Short problem
Gather all lines in the records below that include the word "когда".

— start of Material for this task —

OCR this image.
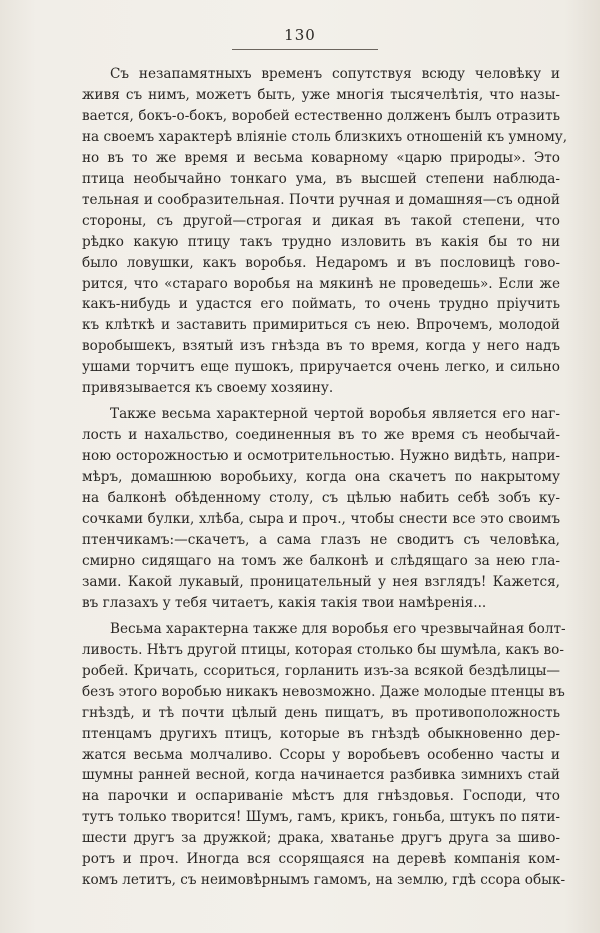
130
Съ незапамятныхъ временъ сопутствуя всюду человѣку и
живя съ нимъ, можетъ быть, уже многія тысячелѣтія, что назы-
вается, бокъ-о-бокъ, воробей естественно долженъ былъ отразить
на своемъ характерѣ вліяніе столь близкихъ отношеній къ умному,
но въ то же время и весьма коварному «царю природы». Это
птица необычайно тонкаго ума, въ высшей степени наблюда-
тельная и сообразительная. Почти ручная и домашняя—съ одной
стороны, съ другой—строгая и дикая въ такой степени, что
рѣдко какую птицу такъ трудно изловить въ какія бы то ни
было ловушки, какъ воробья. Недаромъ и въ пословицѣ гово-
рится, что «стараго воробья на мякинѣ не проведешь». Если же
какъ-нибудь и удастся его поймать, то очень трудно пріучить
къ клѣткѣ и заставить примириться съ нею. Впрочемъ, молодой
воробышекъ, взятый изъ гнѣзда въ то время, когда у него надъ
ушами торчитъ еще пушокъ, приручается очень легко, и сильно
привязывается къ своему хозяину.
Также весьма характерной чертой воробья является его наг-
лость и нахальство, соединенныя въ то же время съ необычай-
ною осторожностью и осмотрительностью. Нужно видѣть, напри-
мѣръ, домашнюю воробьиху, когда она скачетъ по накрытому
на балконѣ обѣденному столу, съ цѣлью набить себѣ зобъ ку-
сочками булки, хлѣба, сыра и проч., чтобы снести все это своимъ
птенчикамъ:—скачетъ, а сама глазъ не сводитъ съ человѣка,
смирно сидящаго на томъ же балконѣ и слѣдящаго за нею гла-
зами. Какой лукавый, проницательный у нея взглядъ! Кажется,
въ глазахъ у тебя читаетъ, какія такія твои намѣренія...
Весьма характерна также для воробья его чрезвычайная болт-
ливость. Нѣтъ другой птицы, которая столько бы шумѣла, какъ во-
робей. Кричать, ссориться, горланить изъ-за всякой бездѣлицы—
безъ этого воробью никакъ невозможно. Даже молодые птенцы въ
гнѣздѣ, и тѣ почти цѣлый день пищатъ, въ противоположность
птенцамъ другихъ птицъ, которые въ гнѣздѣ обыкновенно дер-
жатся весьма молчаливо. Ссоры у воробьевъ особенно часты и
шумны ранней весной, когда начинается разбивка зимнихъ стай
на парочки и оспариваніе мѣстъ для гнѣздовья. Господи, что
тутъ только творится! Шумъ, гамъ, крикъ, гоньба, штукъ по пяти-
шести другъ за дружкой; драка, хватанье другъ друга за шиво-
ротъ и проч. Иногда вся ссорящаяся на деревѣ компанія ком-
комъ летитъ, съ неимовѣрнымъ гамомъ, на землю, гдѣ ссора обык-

— end of Material for this task —

Task result
воробышекъ, взятый изъ гнѣзда въ то время, когда у него надъ
мѣръ, домашнюю воробьиху, когда она скачетъ по накрытому
шумны ранней весной, когда начинается разбивка зимнихъ стай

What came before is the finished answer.